Task goal –
Each line that holds the word "数据查找" should be returned.

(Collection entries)
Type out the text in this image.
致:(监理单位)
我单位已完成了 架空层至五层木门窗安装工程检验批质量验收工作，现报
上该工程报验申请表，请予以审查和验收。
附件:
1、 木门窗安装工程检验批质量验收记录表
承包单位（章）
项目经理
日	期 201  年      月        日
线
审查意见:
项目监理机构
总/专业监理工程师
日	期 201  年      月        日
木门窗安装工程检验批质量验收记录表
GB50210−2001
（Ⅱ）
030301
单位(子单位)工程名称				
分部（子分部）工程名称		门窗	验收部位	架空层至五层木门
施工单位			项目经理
...
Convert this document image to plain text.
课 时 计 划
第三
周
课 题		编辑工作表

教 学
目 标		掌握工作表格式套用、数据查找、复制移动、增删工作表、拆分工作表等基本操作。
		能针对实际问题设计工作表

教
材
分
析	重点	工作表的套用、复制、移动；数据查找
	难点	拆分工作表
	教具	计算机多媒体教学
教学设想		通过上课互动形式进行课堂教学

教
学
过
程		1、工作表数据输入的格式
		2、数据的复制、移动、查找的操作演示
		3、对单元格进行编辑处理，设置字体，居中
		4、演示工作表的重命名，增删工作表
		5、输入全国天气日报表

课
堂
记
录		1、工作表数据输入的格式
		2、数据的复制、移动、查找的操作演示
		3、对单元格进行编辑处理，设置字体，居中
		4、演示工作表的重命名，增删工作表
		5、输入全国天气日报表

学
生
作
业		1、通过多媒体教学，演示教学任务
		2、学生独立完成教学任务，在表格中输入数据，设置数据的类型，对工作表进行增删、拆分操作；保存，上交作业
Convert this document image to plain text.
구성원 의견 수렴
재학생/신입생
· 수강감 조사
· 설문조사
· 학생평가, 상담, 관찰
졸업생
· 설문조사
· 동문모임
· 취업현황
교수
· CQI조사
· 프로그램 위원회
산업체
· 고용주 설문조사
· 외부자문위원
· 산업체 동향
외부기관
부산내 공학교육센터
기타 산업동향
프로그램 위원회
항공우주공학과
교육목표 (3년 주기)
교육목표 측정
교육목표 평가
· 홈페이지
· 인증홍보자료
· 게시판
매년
--
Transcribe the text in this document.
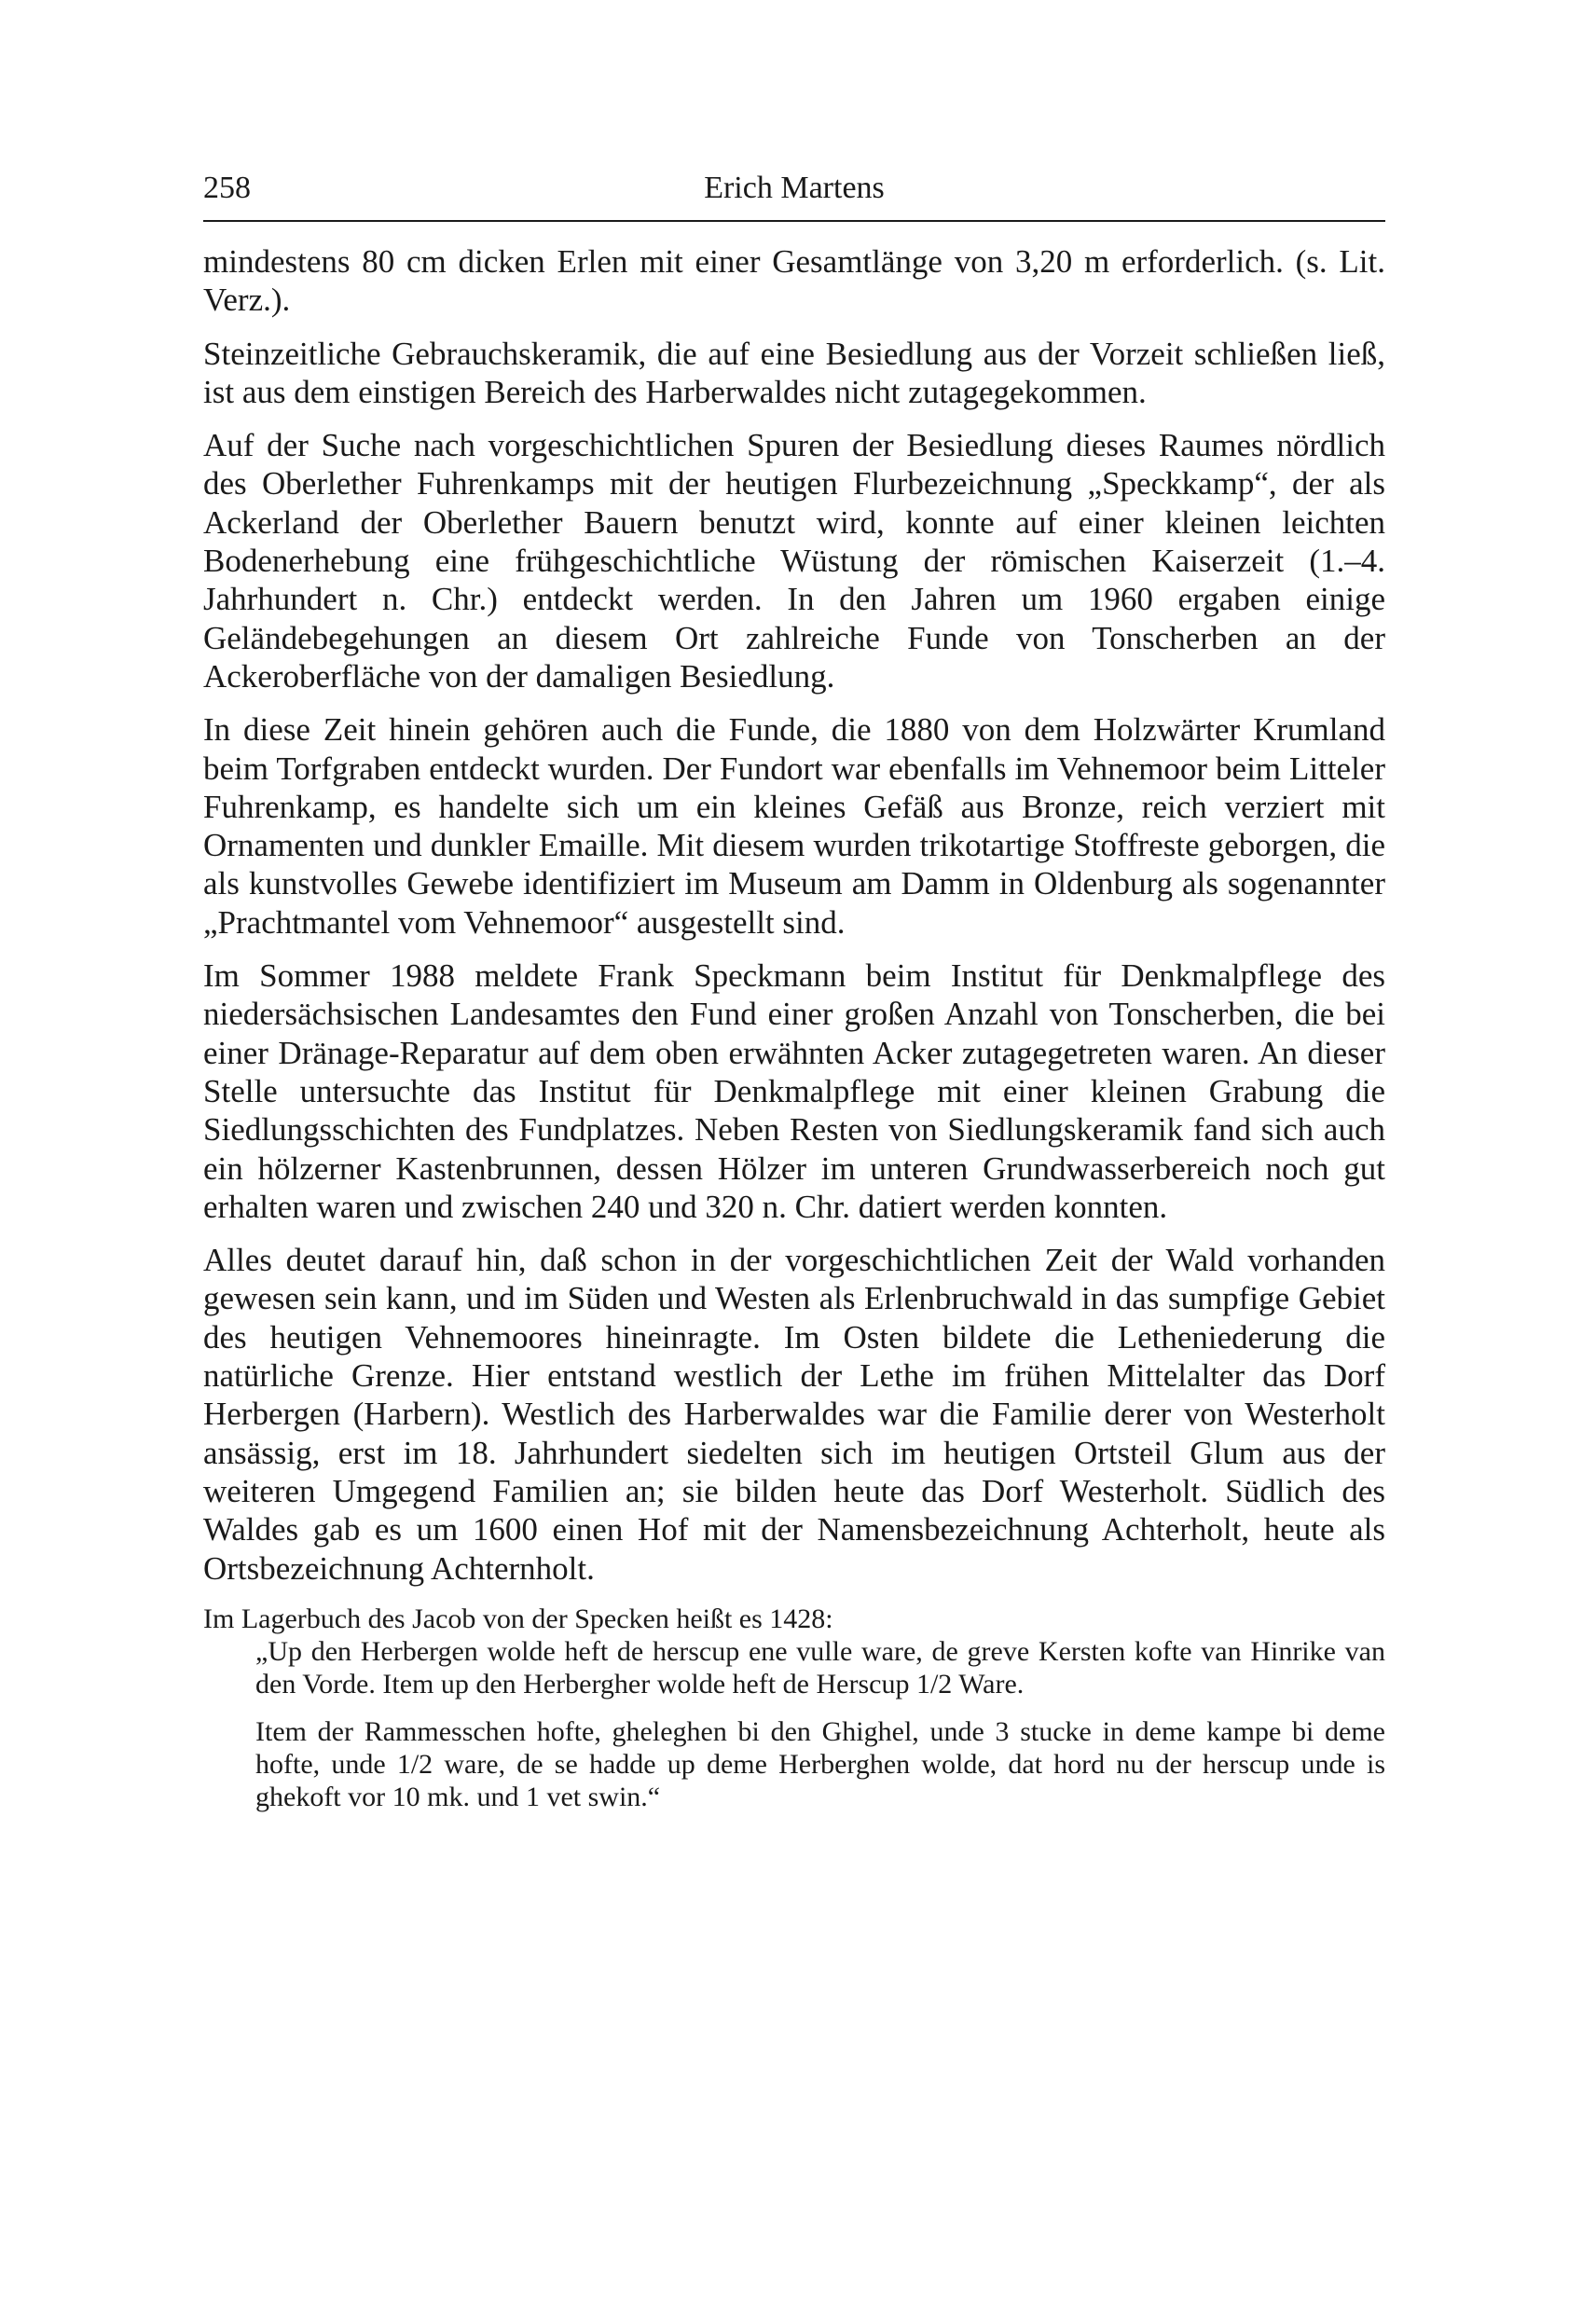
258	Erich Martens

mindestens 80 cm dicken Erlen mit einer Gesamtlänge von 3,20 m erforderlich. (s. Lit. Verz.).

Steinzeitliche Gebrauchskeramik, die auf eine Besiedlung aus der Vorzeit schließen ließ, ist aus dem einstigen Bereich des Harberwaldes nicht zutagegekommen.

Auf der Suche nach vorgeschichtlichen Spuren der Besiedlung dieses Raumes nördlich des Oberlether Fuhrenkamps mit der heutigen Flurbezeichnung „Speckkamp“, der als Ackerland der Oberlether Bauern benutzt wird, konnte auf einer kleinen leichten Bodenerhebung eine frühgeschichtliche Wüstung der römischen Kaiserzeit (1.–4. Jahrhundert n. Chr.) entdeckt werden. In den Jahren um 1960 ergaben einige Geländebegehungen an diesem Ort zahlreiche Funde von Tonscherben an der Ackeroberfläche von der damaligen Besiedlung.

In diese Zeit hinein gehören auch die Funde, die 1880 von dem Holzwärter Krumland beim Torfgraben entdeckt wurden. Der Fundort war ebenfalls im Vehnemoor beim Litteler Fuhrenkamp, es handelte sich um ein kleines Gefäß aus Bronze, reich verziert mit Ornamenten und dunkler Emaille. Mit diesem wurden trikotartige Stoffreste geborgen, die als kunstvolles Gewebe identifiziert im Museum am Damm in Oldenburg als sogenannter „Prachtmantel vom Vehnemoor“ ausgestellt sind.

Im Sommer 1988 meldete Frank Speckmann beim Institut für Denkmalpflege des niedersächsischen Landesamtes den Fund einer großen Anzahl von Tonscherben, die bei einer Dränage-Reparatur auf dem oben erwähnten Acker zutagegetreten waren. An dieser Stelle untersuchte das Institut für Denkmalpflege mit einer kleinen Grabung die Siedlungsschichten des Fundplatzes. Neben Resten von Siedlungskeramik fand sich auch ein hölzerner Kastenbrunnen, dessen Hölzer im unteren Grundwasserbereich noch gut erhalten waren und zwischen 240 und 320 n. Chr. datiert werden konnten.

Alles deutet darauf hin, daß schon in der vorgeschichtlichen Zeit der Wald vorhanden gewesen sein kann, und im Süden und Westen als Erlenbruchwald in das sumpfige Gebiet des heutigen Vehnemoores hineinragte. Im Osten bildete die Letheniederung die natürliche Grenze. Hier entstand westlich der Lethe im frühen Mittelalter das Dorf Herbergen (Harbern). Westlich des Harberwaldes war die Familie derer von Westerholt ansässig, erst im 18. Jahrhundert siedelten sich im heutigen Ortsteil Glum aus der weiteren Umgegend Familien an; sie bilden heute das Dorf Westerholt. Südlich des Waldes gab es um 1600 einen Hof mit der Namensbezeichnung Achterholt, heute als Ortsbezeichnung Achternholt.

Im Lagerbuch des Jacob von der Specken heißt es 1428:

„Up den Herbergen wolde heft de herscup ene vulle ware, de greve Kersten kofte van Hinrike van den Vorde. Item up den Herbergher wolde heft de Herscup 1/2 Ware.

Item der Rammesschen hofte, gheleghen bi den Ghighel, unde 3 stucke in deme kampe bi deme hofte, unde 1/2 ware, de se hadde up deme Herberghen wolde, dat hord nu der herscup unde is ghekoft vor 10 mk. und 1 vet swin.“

Task output –
目 标		掌握工作表格式套用、数据查找、复制移动、增删工作表、拆分工作表等基本操作。
析	重点	工作表的套用、复制、移动；数据查找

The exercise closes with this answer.